* **Texto fornecido**:
▼

Temos o rio amazônico e outros rios poderosos, uma série de grandes
barragens e um oitavo de toda a água doce do mundo. O Brasil é tão rico
nesse recurso cobiçado que já foi chamado de “Arábia Saudita da água”.
E, ainda assim, na maior e mais rica cidade do país, as torneiras estão começando a ficar secas. Como chegamos a esse ponto?
Situação ainda crítica
Apesar das chuvas recentes, a situação não parece melhorar, pelo menos não substancialmente.
Um novo relatório da Sabesp (Companhia de Saneamento Básico de São
Paulo) divulgado na última terça-feira (17) mostrou que apenas o volume
morto do Cantareira, principal sistema da capital paulista, se recuperou
um pouco. Considerando ambos o volume útil e o volume morto, o índice
oficial do reservatório foi calculado em 11,9% (150,6 bilhões de litros
divididos por 1,3 trilhão de litros).
O sudeste enfrenta sua pior seca em quase um século. Antes da crise, o
Cantareira abastecia 8,8 milhões de pessoas, mas hoje produz água
apenas para 5,6 milhões. De um ano para cá, o sistema teve um corte de
56% na vazão.

▲

* **Exercício A**: Converta em lista numerada as linhas dos registros situadas entre a que contém "- from-label: 发送方:: [478, 203, 522, 218]" e a que contém "- fragment-text: ...: [190, 0, 202, 8]", ambas incluídas, sem as linhas em branco.
* **Exercício B**: Prossiga com o texto sobre a crise da água em São Paulo, começando logo após a última frase apresentada.

[Registros das regiões de layout]
▼

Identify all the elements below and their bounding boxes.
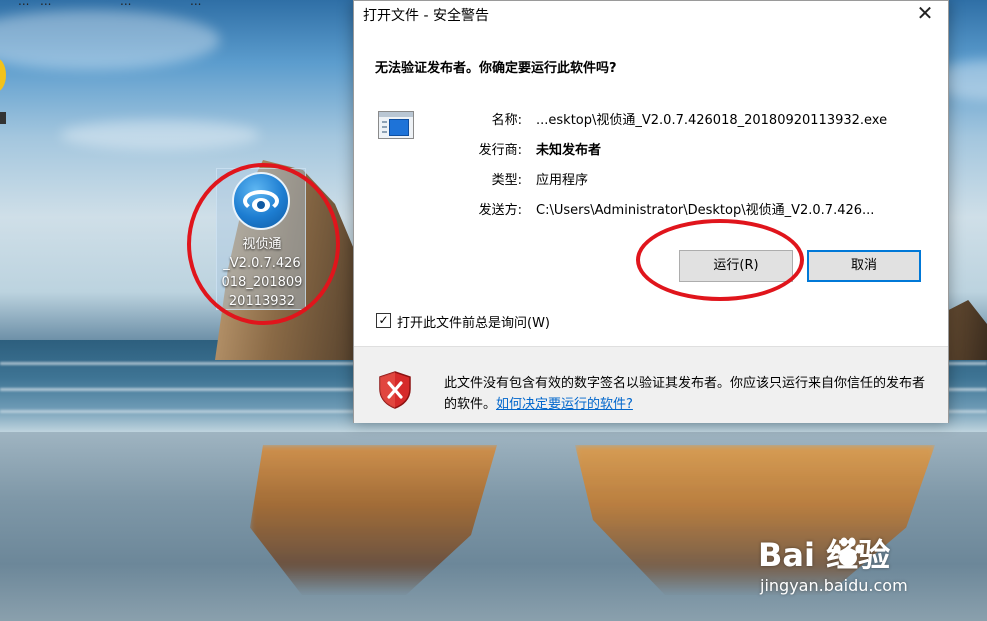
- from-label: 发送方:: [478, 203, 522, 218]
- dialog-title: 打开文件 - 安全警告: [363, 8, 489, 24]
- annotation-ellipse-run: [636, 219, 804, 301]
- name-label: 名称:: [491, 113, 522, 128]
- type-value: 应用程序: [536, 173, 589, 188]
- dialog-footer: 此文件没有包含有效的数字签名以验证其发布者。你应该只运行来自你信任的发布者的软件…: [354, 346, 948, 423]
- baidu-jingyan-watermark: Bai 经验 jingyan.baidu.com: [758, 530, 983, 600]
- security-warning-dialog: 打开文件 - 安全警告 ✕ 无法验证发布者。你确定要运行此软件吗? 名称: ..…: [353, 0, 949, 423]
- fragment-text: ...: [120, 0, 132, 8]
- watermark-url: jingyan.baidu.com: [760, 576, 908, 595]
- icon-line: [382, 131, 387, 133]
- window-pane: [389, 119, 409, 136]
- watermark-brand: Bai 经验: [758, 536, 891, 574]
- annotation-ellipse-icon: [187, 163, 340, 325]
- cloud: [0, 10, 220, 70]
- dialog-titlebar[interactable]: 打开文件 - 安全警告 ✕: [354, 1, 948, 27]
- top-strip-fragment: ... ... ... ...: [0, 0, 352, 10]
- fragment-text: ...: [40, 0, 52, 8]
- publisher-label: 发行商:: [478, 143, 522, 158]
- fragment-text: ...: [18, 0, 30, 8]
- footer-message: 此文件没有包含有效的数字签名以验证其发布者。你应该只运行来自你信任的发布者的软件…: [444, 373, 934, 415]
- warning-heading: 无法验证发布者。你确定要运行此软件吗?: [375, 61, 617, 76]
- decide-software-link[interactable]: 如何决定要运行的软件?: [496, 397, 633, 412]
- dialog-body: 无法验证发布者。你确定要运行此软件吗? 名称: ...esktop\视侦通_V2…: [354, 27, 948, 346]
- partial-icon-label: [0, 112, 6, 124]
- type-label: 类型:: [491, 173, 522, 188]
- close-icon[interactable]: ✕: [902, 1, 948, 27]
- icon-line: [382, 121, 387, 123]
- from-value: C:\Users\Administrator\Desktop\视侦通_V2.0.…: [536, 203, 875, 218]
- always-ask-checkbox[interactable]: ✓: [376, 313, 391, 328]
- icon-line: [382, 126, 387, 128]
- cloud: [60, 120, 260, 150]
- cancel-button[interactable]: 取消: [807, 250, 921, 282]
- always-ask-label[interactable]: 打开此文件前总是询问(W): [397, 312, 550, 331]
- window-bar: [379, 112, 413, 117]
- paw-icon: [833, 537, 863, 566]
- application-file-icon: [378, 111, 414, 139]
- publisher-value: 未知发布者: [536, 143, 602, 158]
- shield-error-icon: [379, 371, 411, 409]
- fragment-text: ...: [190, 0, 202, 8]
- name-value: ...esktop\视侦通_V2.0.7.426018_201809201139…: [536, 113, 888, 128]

▲

* **Resultado final A**:
1. - from-label: 发送方:: [478, 203, 522, 218]
2. - dialog-title: 打开文件 - 安全警告: [363, 8, 489, 24]
3. - annotation-ellipse-run: [636, 219, 804, 301]
4. - name-label: 名称:: [491, 113, 522, 128]
5. - type-value: 应用程序: [536, 173, 589, 188]
6. - dialog-footer: 此文件没有包含有效的数字签名以验证其发布者。你应该只运行来自你信任的发布者的软件…: [354, 346, 948, 423]
7. - baidu-jingyan-watermark: Bai 经验 jingyan.baidu.com: [758, 530, 983, 600]
8. - security-warning-dialog: 打开文件 - 安全警告 ✕ 无法验证发布者。你确定要运行此软件吗? 名称: ..…: [353, 0, 949, 423]
9. - fragment-text: ...: [120, 0, 132, 8]
10. - watermark-url: jingyan.baidu.com: [760, 576, 908, 595]
11. - icon-line: [382, 131, 387, 133]
12. - window-pane: [389, 119, 409, 136]
13. - watermark-brand: Bai 经验: [758, 536, 891, 574]
14. - annotation-ellipse-icon: [187, 163, 340, 325]
15. - cloud: [0, 10, 220, 70]
16. - dialog-titlebar[interactable]: 打开文件 - 安全警告 ✕: [354, 1, 948, 27]
17. - top-strip-fragment: ... ... ... ...: [0, 0, 352, 10]
18. - fragment-text: ...: [40, 0, 52, 8]
19. - publisher-label: 发行商:: [478, 143, 522, 158]
20. - fragment-text: ...: [18, 0, 30, 8]
21. - footer-message: 此文件没有包含有效的数字签名以验证其发布者。你应该只运行来自你信任的发布者的软件…: [444, 373, 934, 415]
22. - warning-heading: 无法验证发布者。你确定要运行此软件吗?: [375, 61, 617, 76]
23. - decide-software-link[interactable]: 如何决定要运行的软件?: [496, 397, 633, 412]
24. - dialog-body: 无法验证发布者。你确定要运行此软件吗? 名称: ...esktop\视侦通_V2…: [354, 27, 948, 346]
25. - partial-icon-label: [0, 112, 6, 124]
26. - type-label: 类型:: [491, 173, 522, 188]
27. - close-icon[interactable]: ✕: [902, 1, 948, 27]
28. - icon-line: [382, 121, 387, 123]
29. - from-value: C:\Users\Administrator\Desktop\视侦通_V2.0.…: [536, 203, 875, 218]
30. - always-ask-checkbox[interactable]: ✓: [376, 313, 391, 328]
31. - icon-line: [382, 126, 387, 128]
32. - cloud: [60, 120, 260, 150]
33. - cancel-button[interactable]: 取消: [807, 250, 921, 282]
34. - always-ask-label[interactable]: 打开此文件前总是询问(W): [397, 312, 550, 331]
35. - window-bar: [379, 112, 413, 117]
36. - paw-icon: [833, 537, 863, 566]
37. - application-file-icon: [378, 111, 414, 139]
38. - publisher-value: 未知发布者: [536, 143, 602, 158]
39. - shield-error-icon: [379, 371, 411, 409]
40. - fragment-text: ...: [190, 0, 202, 8]

* **Resultado final B**:
- Imagens da Nasa mostram a situação crítica da falta de água em São Paulo
Qual a solução proposta para essa crise?
Para alguns, a questão não é se a água vai acabar, porque já acabou.
Se, para a população, o governo do estado afirma que tudo vai ficar bem,
atrás de portas fechadas o clima é mais tenso. Em uma reunião gravada
secretamente que vazou para a imprensa cerca um mês atrás, Paulo
Massato, um alto funcionário da Sabesp, disse que as pessoas deveriam
sair de São Paulo “porque aqui não tem água, não vai ter água para
banho, para limpeza da casa”.
Os funcionários da companhia reconheceram uma diminuição na pressão
da água na rede de distribuição, mas as autoridades frequentemente
insistem que isso não é o mesmo que o racionamento, semeando confusão e
raiva entre os que já não estão ficando sem água.
As soluções prometidas para a crise são ambiciosas, mas ainda estão
muito longe de se concretizar. Por exemplo, a Sabesp diz estar
perseguindo um projeto grandioso para tirar água de uma bacia
hidrográfica nas proximidades e construir novos reservatórios, mas esses
esforços devem ser concluídos só em meados do próximo ano.
“É um sistema de água que claramente não tem sido bem gerido”, disse
Newsha Ajami, diretor de política da água urbana no Stanford Woods
Institute for the Environment, da Universidade Stanford (EUA), que
recentemente se reuniu com autoridades brasileiras. “Eles apostam nesses
megaprojetos, que deveriam ser a última solução, quando deveriam ter
sido tomadas medidas agressivas meses atrás para reduzir o consumo e
vazamento”.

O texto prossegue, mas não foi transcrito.